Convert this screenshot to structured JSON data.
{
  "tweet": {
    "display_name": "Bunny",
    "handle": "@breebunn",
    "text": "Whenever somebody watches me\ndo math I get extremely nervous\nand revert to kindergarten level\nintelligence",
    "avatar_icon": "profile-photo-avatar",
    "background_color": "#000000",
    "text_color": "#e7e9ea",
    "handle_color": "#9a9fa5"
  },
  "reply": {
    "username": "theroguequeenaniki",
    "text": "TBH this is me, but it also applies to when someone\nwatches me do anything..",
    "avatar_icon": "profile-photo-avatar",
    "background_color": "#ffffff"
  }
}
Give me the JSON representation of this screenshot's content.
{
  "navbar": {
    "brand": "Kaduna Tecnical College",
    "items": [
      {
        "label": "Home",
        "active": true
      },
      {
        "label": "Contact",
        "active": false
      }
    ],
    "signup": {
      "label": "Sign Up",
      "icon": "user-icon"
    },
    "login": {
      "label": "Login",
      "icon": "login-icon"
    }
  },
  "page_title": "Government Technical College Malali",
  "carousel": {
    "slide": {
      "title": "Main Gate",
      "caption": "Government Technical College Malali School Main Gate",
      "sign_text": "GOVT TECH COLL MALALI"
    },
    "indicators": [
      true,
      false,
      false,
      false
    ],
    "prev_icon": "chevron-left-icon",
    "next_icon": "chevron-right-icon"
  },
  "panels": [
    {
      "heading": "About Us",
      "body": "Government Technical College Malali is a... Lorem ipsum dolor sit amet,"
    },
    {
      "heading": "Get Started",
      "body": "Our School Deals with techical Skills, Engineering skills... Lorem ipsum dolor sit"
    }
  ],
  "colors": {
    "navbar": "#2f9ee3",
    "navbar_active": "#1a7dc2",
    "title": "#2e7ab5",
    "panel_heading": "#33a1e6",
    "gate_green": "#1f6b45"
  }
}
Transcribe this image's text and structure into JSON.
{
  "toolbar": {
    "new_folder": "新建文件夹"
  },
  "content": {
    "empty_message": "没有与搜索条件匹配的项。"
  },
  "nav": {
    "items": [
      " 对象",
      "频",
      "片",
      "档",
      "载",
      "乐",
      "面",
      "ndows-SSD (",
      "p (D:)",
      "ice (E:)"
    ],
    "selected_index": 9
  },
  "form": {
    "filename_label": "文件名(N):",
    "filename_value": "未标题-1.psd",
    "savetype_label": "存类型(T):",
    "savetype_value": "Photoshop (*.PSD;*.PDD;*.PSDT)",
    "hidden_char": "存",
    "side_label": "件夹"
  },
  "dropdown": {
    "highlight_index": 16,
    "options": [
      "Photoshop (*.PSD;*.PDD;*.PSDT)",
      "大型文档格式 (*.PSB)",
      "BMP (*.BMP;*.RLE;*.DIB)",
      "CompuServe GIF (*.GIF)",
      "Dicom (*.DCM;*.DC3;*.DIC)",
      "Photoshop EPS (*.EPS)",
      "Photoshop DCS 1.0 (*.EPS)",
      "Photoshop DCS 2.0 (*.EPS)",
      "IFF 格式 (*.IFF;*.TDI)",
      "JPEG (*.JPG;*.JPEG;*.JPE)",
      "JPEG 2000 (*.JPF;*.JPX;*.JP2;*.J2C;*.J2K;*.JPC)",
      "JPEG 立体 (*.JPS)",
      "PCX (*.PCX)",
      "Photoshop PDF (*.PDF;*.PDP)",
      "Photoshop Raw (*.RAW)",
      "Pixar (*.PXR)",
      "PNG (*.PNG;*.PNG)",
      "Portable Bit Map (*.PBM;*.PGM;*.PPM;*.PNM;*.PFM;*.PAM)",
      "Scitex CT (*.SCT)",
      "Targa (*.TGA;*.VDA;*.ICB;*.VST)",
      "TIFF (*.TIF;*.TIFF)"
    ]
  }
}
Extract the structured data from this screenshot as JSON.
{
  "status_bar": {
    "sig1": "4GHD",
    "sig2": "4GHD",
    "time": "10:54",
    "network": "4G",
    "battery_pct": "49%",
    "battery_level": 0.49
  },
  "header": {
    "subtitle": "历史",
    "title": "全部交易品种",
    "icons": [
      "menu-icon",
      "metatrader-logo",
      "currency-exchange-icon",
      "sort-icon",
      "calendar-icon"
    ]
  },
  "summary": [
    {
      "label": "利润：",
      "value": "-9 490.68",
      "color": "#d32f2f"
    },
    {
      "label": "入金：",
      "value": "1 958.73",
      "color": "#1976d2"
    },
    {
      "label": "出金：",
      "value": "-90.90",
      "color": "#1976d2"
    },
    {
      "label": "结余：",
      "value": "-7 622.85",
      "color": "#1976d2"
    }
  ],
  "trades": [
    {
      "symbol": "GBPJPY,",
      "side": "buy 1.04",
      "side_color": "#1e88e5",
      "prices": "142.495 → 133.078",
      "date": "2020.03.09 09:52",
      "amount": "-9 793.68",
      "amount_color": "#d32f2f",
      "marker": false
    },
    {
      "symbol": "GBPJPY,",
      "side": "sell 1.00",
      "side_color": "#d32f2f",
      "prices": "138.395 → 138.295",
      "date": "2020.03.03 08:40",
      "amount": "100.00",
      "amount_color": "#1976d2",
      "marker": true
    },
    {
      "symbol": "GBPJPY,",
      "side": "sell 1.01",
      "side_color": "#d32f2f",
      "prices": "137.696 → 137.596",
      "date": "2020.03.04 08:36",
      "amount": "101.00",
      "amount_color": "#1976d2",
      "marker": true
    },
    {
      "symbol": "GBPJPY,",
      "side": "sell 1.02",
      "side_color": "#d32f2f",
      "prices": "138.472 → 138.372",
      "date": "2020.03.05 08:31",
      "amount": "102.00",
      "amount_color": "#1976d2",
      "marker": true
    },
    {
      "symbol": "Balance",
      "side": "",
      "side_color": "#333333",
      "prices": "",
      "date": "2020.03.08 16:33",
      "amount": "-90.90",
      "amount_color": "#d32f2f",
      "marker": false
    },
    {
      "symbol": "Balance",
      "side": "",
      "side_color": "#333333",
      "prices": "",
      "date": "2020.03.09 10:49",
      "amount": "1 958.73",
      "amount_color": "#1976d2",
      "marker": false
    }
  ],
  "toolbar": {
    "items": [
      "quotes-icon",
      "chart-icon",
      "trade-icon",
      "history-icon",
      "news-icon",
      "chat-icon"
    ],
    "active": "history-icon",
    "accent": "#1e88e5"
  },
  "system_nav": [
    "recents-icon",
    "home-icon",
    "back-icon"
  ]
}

## Problem to work on
Work through the listing above and report how many lines include the string "structured", with no other text.

## The completed task
2